=== Prompt ===
Write out each line word for word. Drop pictures.

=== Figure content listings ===
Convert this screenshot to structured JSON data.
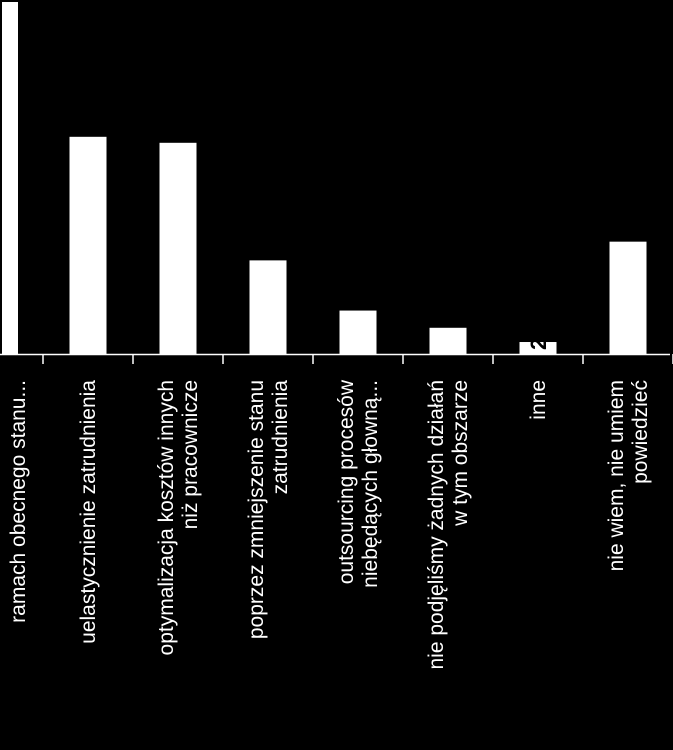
{
  "chart_data": {
    "type": "bar",
    "orientation": "vertical",
    "categories": [
      [
        "ramach obecnego stanu..."
      ],
      [
        "uelastycznienie zatrudnienia"
      ],
      [
        "optymalizacja kosztów innych",
        "niż pracownicze"
      ],
      [
        "poprzez zmniejszenie stanu",
        "zatrudnienia"
      ],
      [
        "outsourcing procesów",
        "niebędących głowną..."
      ],
      [
        "nie podjęliśmy żadnych działań",
        "w tym obszarze"
      ],
      [
        "inne"
      ],
      [
        "nie wiem, nie umiem",
        "powiedzieć"
      ]
    ],
    "values": [
      47,
      29,
      28.2,
      12.5,
      5.8,
      3.5,
      1.6,
      15
    ],
    "data_labels": [
      "",
      "",
      "",
      "",
      "",
      "",
      "2",
      ""
    ],
    "ylim": [
      0,
      47
    ],
    "grid": false,
    "legend": "none",
    "colors": {
      "background": "#000000",
      "bar": "#ffffff",
      "axis": "#ffffff",
      "text": "#ffffff",
      "data_label": "#000000"
    }
  }
}
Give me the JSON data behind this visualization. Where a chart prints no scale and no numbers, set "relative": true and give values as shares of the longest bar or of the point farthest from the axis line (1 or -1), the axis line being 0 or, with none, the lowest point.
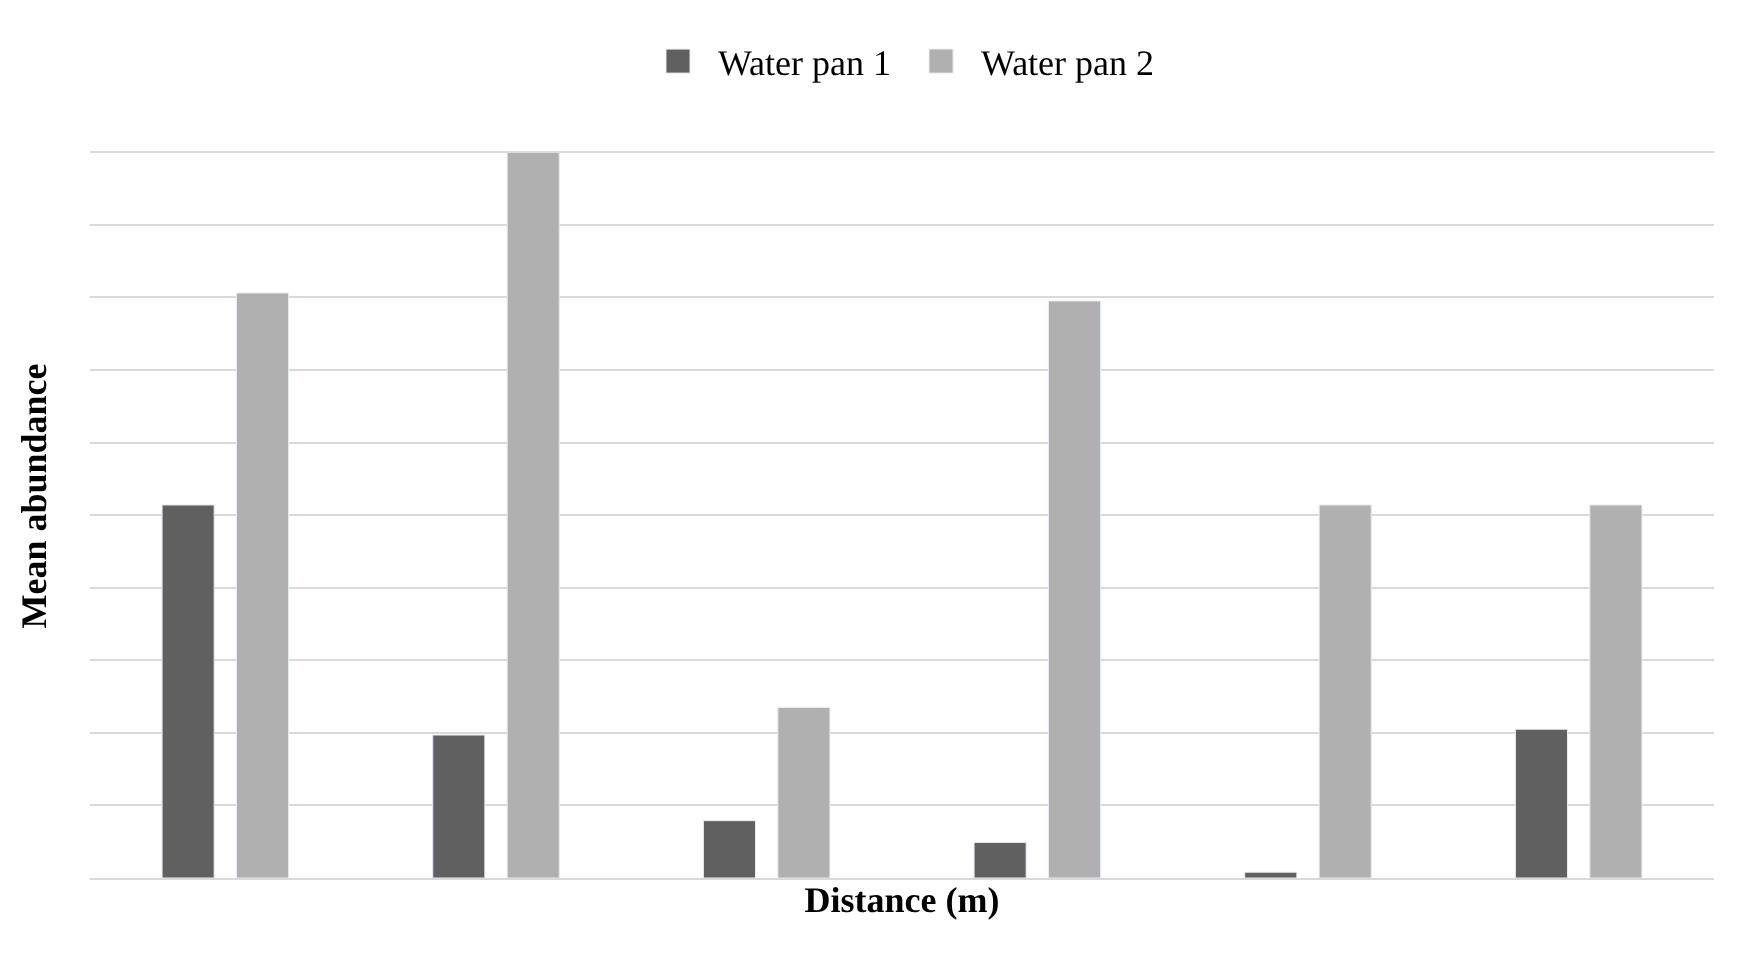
{
  "chart_data": {
    "type": "bar",
    "relative": true,
    "xlabel": "Distance (m)",
    "ylabel": "Mean abundance",
    "categories": [
      null,
      null,
      null,
      null,
      null,
      null
    ],
    "series": [
      {
        "name": "Water pan 1",
        "color": "#606060",
        "values": [
          0.514,
          0.197,
          0.079,
          0.049,
          0.008,
          0.205
        ]
      },
      {
        "name": "Water pan 2",
        "color": "#b0b0b0",
        "values": [
          0.806,
          1,
          0.235,
          0.795,
          0.514,
          0.514
        ]
      }
    ],
    "grid": "y",
    "legend": "top",
    "tick_labels": false
  }
}
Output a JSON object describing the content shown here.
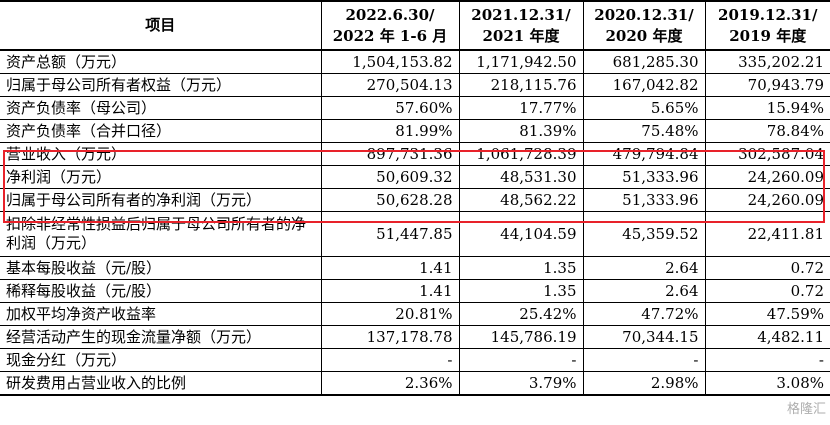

=== Solution to this task ===
Convert this screenshot to structured JSON data.
{
  "chart_data": {
    "type": "bar",
    "orientation": "vertical",
    "categories": [
      [
        "ramach obecnego stanu..."
      ],
      [
        "uelastycznienie zatrudnienia"
      ],
      [
        "optymalizacja kosztów innych",
        "niż pracownicze"
      ],
      [
        "poprzez zmniejszenie stanu",
        "zatrudnienia"
      ],
      [
        "outsourcing procesów",
        "niebędących głowną..."
      ],
      [
        "nie podjęliśmy żadnych działań",
        "w tym obszarze"
      ],
      [
        "inne"
      ],
      [
        "nie wiem, nie umiem",
        "powiedzieć"
      ]
    ],
    "values": [
      47,
      29,
      28.2,
      12.5,
      5.8,
      3.5,
      1.6,
      15
    ],
    "data_labels": [
      "",
      "",
      "",
      "",
      "",
      "",
      "2",
      ""
    ],
    "ylim": [
      0,
      47
    ],
    "grid": false,
    "legend": "none",
    "colors": {
      "background": "#000000",
      "bar": "#ffffff",
      "axis": "#ffffff",
      "text": "#ffffff",
      "data_label": "#000000"
    }
  }
}
Give me the JSON data behind this visualization. Where a chart prints no scale and no numbers, set "relative": true and give values as shares of the longest bar or of the point farthest from the axis line (1 or -1), the axis line being 0 or, with none, the lowest point.
{
  "chart_data": {
    "type": "bar",
    "relative": true,
    "xlabel": "Distance (m)",
    "ylabel": "Mean abundance",
    "categories": [
      null,
      null,
      null,
      null,
      null,
      null
    ],
    "series": [
      {
        "name": "Water pan 1",
        "color": "#606060",
        "values": [
          0.514,
          0.197,
          0.079,
          0.049,
          0.008,
          0.205
        ]
      },
      {
        "name": "Water pan 2",
        "color": "#b0b0b0",
        "values": [
          0.806,
          1,
          0.235,
          0.795,
          0.514,
          0.514
        ]
      }
    ],
    "grid": "y",
    "legend": "top",
    "tick_labels": false
  }
}
Output a JSON object describing the content shown here.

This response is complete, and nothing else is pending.